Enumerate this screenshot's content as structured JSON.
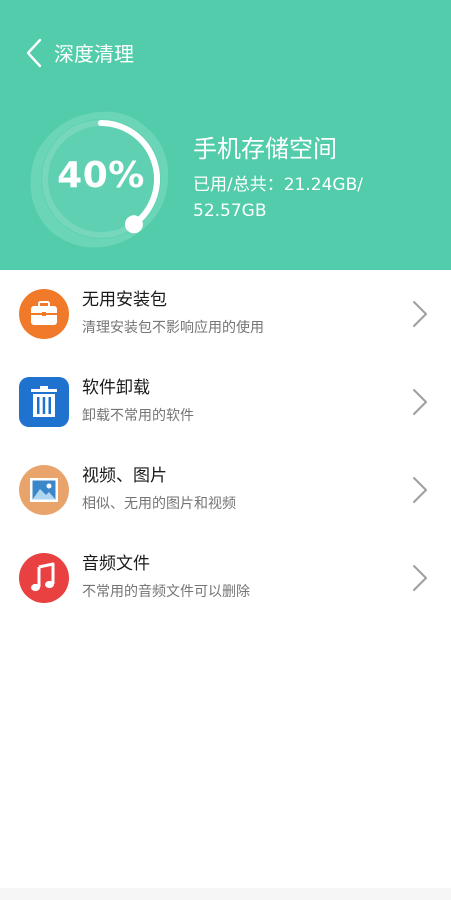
{
  "header": {
    "title": "深度清理",
    "background_color": "#52ccab",
    "back_icon": "chevron-left-icon"
  },
  "storage": {
    "percent_label": "40%",
    "percent_value": 0.4,
    "title": "手机存储空间",
    "usage_line1": "已用/总共：21.24GB/",
    "usage_line2": "52.57GB"
  },
  "items": [
    {
      "title": "无用安装包",
      "desc": "清理安装包不影响应用的使用",
      "icon": "briefcase-icon",
      "color": "#f07a2a"
    },
    {
      "title": "软件卸载",
      "desc": "卸载不常用的软件",
      "icon": "trash-icon",
      "color": "#1f73cf"
    },
    {
      "title": "视频、图片",
      "desc": "相似、无用的图片和视频",
      "icon": "image-icon",
      "color": "#e9a46c"
    },
    {
      "title": "音频文件",
      "desc": "不常用的音频文件可以删除",
      "icon": "music-note-icon",
      "color": "#e94141"
    }
  ]
}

WORK INSTRUCTIONS: Copy out the entries verbatim and leave the images out.

TASK SOLUTION:
Enumerate this screenshot's content as structured JSON.
{
  "header": {
    "title": "深度清理",
    "background_color": "#52ccab",
    "back_icon": "chevron-left-icon"
  },
  "storage": {
    "percent_label": "40%",
    "percent_value": 0.4,
    "title": "手机存储空间",
    "usage_line1": "已用/总共：21.24GB/",
    "usage_line2": "52.57GB"
  },
  "items": [
    {
      "title": "无用安装包",
      "desc": "清理安装包不影响应用的使用",
      "icon": "briefcase-icon",
      "color": "#f07a2a"
    },
    {
      "title": "软件卸载",
      "desc": "卸载不常用的软件",
      "icon": "trash-icon",
      "color": "#1f73cf"
    },
    {
      "title": "视频、图片",
      "desc": "相似、无用的图片和视频",
      "icon": "image-icon",
      "color": "#e9a46c"
    },
    {
      "title": "音频文件",
      "desc": "不常用的音频文件可以删除",
      "icon": "music-note-icon",
      "color": "#e94141"
    }
  ]
}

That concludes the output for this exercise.